▸ What to do
Scan the material for the word "JSON", and copy each line where it shows up.

____________________

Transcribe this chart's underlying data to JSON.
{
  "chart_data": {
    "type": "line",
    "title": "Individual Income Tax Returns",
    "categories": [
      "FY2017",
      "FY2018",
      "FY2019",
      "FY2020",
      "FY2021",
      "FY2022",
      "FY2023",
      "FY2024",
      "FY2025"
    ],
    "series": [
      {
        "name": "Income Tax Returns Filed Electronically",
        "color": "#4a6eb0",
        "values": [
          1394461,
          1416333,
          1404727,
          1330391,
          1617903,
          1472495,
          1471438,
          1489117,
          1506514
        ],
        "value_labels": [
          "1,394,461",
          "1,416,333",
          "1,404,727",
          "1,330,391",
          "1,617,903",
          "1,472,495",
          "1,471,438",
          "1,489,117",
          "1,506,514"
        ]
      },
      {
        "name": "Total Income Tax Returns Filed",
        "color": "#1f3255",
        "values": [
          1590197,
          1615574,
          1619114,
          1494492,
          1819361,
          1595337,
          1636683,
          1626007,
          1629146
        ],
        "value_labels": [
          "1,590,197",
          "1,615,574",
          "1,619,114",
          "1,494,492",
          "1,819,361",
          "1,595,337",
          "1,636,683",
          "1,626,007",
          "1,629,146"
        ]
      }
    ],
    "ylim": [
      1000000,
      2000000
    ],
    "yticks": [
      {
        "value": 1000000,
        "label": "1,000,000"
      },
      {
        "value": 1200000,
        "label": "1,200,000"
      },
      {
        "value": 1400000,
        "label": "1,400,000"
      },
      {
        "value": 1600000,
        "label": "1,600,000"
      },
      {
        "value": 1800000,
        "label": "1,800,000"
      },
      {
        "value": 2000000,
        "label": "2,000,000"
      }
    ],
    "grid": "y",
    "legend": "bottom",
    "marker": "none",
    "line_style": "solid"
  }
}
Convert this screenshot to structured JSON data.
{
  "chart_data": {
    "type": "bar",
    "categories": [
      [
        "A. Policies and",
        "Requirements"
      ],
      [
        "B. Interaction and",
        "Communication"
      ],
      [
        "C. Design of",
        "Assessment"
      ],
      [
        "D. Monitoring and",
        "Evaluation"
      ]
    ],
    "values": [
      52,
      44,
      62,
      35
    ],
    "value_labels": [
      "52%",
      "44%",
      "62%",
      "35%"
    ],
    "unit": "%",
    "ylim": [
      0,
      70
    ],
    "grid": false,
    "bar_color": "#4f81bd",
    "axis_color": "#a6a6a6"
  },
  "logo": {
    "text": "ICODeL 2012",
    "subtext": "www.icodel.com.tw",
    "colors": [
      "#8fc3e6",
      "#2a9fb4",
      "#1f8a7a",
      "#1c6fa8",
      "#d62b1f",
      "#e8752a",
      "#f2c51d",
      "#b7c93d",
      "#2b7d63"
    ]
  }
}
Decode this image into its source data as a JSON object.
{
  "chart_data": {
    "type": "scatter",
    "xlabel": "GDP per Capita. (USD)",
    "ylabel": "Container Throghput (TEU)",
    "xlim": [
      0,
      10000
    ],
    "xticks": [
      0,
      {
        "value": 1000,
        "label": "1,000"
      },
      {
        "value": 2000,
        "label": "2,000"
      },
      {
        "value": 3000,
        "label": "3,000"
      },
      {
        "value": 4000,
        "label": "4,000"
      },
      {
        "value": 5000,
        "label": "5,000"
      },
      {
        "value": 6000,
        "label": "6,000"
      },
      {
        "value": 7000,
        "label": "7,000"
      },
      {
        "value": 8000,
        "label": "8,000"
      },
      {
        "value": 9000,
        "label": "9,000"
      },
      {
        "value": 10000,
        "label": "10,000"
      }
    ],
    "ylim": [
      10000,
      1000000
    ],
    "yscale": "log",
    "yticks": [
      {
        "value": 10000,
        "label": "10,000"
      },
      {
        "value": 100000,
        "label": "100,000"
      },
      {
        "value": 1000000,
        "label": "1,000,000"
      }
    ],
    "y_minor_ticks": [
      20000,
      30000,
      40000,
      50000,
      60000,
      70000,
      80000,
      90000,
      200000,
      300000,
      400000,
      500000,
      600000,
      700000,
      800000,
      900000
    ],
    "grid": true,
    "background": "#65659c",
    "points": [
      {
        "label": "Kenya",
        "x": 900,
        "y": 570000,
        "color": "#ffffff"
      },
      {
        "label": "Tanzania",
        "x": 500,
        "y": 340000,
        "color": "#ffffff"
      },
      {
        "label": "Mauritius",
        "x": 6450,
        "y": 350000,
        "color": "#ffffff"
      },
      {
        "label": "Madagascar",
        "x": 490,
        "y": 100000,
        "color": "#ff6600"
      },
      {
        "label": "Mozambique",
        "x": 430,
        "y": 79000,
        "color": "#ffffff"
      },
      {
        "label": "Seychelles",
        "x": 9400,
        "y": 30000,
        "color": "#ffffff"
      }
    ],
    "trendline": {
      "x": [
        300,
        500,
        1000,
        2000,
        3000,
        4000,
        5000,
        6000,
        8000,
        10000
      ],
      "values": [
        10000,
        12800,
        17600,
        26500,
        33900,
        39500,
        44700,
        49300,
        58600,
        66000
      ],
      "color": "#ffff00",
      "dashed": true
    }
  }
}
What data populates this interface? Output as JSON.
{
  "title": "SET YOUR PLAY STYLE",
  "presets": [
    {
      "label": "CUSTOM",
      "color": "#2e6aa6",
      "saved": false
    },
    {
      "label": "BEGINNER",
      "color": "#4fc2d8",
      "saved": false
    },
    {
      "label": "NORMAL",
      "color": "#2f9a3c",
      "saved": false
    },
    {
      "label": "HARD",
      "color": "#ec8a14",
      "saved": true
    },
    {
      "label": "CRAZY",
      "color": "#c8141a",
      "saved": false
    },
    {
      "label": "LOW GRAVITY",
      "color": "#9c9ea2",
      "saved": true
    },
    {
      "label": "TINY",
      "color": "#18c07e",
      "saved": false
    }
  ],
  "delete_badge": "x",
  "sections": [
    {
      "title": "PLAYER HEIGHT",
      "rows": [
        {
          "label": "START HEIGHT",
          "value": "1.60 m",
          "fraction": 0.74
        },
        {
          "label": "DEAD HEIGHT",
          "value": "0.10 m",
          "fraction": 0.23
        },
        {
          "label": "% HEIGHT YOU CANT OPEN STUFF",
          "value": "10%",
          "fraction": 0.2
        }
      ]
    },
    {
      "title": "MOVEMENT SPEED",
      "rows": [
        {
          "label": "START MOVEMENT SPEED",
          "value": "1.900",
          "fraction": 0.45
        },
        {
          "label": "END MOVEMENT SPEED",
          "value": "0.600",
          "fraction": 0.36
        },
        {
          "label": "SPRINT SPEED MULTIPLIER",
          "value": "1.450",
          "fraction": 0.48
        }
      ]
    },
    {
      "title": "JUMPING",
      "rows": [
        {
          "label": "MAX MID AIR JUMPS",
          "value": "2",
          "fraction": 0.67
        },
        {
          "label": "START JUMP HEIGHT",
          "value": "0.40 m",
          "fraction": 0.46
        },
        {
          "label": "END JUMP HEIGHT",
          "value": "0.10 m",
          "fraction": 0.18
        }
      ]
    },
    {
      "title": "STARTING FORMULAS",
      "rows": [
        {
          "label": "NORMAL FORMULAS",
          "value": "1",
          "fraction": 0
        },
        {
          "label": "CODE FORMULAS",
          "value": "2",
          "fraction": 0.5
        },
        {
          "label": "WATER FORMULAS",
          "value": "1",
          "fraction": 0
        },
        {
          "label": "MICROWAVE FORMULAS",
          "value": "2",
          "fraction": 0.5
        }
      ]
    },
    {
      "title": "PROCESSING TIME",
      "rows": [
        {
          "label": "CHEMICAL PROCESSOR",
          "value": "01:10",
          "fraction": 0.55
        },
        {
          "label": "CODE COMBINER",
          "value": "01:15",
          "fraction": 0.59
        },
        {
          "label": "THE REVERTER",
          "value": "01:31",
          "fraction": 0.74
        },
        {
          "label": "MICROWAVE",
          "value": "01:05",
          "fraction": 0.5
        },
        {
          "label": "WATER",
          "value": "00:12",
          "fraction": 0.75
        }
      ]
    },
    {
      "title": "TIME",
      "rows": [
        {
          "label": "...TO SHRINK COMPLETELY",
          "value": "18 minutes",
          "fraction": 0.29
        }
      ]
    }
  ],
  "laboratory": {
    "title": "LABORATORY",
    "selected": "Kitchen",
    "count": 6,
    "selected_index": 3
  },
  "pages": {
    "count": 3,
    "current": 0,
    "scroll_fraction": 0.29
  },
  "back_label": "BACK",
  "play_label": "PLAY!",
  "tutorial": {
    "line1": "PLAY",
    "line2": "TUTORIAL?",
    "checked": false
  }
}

____________________

▸ Output below
Transcribe this chart's underlying data to JSON.
Convert this screenshot to structured JSON data.
Decode this image into its source data as a JSON object.
What data populates this interface? Output as JSON.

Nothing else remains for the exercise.